| WHAT IS BEING ASKED |
Repeat the full listing below verbatim and keep the images out.

| RECORDS TO PROCESS |
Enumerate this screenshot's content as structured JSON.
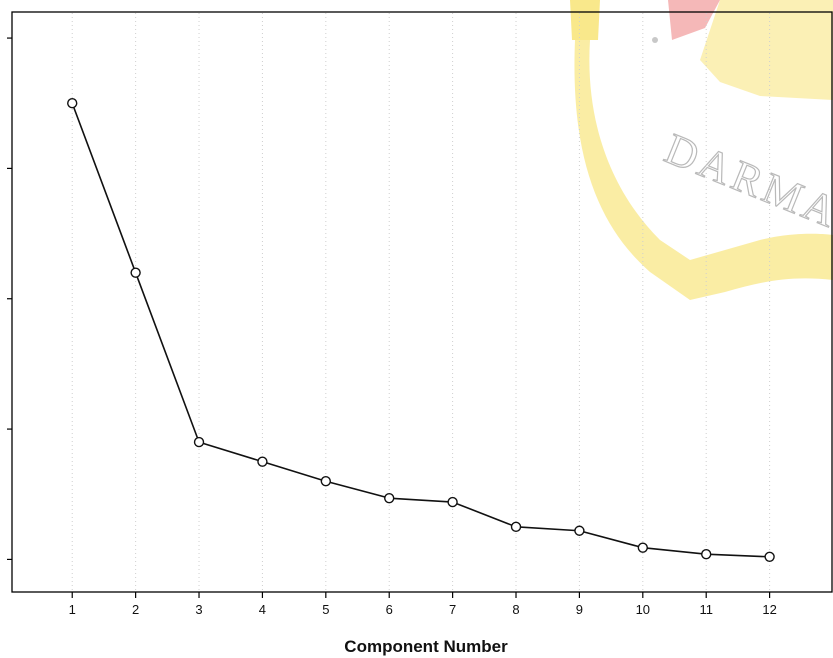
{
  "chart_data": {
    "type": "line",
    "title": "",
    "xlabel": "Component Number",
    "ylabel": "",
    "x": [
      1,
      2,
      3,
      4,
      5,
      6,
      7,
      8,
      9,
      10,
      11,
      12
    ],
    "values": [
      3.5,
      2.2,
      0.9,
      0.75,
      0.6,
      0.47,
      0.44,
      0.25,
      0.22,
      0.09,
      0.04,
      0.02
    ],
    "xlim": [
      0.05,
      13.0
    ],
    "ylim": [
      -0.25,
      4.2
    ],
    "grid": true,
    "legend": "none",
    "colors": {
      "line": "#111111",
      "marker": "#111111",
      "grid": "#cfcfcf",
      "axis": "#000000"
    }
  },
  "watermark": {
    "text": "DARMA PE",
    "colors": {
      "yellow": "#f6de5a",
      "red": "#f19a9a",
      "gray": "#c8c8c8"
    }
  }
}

| ANSWER TO THIS TASK |
Enumerate this screenshot's content as structured JSON.
{
  "chart_data": {
    "type": "line",
    "title": "",
    "xlabel": "Component Number",
    "ylabel": "",
    "x": [
      1,
      2,
      3,
      4,
      5,
      6,
      7,
      8,
      9,
      10,
      11,
      12
    ],
    "values": [
      3.5,
      2.2,
      0.9,
      0.75,
      0.6,
      0.47,
      0.44,
      0.25,
      0.22,
      0.09,
      0.04,
      0.02
    ],
    "xlim": [
      0.05,
      13.0
    ],
    "ylim": [
      -0.25,
      4.2
    ],
    "grid": true,
    "legend": "none",
    "colors": {
      "line": "#111111",
      "marker": "#111111",
      "grid": "#cfcfcf",
      "axis": "#000000"
    }
  },
  "watermark": {
    "text": "DARMA PE",
    "colors": {
      "yellow": "#f6de5a",
      "red": "#f19a9a",
      "gray": "#c8c8c8"
    }
  }
}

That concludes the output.